WHAT THIS TASK INVOLVES. Your task is to reproduce the entries below word for word.
----
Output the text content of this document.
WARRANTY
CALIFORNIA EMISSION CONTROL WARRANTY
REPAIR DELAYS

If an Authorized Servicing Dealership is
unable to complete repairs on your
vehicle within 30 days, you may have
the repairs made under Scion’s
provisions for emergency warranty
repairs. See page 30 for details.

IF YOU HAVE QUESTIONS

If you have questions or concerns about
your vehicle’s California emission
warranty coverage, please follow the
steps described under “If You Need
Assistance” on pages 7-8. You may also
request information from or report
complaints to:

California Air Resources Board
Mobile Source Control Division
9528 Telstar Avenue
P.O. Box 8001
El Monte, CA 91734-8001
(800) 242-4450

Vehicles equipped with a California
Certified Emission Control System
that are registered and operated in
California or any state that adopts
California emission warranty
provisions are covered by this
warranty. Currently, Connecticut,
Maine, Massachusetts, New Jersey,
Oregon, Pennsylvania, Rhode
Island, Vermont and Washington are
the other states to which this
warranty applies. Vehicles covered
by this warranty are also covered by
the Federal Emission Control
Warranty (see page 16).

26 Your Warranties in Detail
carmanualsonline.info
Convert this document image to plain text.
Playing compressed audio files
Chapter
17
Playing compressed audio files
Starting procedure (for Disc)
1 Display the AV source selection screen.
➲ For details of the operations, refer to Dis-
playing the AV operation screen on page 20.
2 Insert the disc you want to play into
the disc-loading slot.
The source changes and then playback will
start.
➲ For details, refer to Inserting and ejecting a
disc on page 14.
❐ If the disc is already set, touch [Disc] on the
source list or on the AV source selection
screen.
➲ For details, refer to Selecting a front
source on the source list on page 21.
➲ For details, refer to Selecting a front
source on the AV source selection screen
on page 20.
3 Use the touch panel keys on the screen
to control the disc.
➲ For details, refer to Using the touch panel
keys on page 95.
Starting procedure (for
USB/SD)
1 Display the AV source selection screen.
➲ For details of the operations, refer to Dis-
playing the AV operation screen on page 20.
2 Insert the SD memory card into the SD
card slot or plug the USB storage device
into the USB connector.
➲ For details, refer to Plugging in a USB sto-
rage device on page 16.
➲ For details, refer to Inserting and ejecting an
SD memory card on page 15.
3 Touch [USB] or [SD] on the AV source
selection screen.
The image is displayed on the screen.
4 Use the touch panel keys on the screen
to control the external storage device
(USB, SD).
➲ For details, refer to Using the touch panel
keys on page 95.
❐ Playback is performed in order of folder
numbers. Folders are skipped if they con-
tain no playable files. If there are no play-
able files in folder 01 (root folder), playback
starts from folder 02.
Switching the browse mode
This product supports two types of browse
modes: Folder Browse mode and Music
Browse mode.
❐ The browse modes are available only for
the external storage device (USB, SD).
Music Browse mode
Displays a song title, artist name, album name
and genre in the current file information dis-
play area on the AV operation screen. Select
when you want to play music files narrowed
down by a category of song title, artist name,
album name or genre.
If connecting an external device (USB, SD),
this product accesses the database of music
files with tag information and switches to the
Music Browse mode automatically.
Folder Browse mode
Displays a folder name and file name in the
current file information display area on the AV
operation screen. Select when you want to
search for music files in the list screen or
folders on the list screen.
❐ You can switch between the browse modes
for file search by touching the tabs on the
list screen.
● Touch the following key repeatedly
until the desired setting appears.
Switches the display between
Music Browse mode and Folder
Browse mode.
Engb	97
----
SOLUTION TO THE EXERCISE.
Output the text content of this document.
WARRANTY
CALIFORNIA EMISSION CONTROL WARRANTY
REPAIR DELAYS

If an Authorized Servicing Dealership is
unable to complete repairs on your
vehicle within 30 days, you may have
the repairs made under Scion’s
provisions for emergency warranty
repairs. See page 30 for details.

IF YOU HAVE QUESTIONS

If you have questions or concerns about
your vehicle’s California emission
warranty coverage, please follow the
steps described under “If You Need
Assistance” on pages 7-8. You may also
request information from or report
complaints to:

California Air Resources Board
Mobile Source Control Division
9528 Telstar Avenue
P.O. Box 8001
El Monte, CA 91734-8001
(800) 242-4450

Vehicles equipped with a California
Certified Emission Control System
that are registered and operated in
California or any state that adopts
California emission warranty
provisions are covered by this
warranty. Currently, Connecticut,
Maine, Massachusetts, New Jersey,
Oregon, Pennsylvania, Rhode
Island, Vermont and Washington are
the other states to which this
warranty applies. Vehicles covered
by this warranty are also covered by
the Federal Emission Control
Warranty (see page 16).

26 Your Warranties in Detail
carmanualsonline.info
Convert this document image to plain text.
Playing compressed audio files
Chapter
17
Playing compressed audio files
Starting procedure (for Disc)
1 Display the AV source selection screen.
➲ For details of the operations, refer to Dis-
playing the AV operation screen on page 20.
2 Insert the disc you want to play into
the disc-loading slot.
The source changes and then playback will
start.
➲ For details, refer to Inserting and ejecting a
disc on page 14.
❐ If the disc is already set, touch [Disc] on the
source list or on the AV source selection
screen.
➲ For details, refer to Selecting a front
source on the source list on page 21.
➲ For details, refer to Selecting a front
source on the AV source selection screen
on page 20.
3 Use the touch panel keys on the screen
to control the disc.
➲ For details, refer to Using the touch panel
keys on page 95.
Starting procedure (for
USB/SD)
1 Display the AV source selection screen.
➲ For details of the operations, refer to Dis-
playing the AV operation screen on page 20.
2 Insert the SD memory card into the SD
card slot or plug the USB storage device
into the USB connector.
➲ For details, refer to Plugging in a USB sto-
rage device on page 16.
➲ For details, refer to Inserting and ejecting an
SD memory card on page 15.
3 Touch [USB] or [SD] on the AV source
selection screen.
The image is displayed on the screen.
4 Use the touch panel keys on the screen
to control the external storage device
(USB, SD).
➲ For details, refer to Using the touch panel
keys on page 95.
❐ Playback is performed in order of folder
numbers. Folders are skipped if they con-
tain no playable files. If there are no play-
able files in folder 01 (root folder), playback
starts from folder 02.
Switching the browse mode
This product supports two types of browse
modes: Folder Browse mode and Music
Browse mode.
❐ The browse modes are available only for
the external storage device (USB, SD).
Music Browse mode
Displays a song title, artist name, album name
and genre in the current file information dis-
play area on the AV operation screen. Select
when you want to play music files narrowed
down by a category of song title, artist name,
album name or genre.
If connecting an external device (USB, SD),
this product accesses the database of music
files with tag information and switches to the
Music Browse mode automatically.
Folder Browse mode
Displays a folder name and file name in the
current file information display area on the AV
operation screen. Select when you want to
search for music files in the list screen or
folders on the list screen.
❐ You can switch between the browse modes
for file search by touching the tabs on the
list screen.
● Touch the following key repeatedly
until the desired setting appears.
Switches the display between
Music Browse mode and Folder
Browse mode.
Engb	97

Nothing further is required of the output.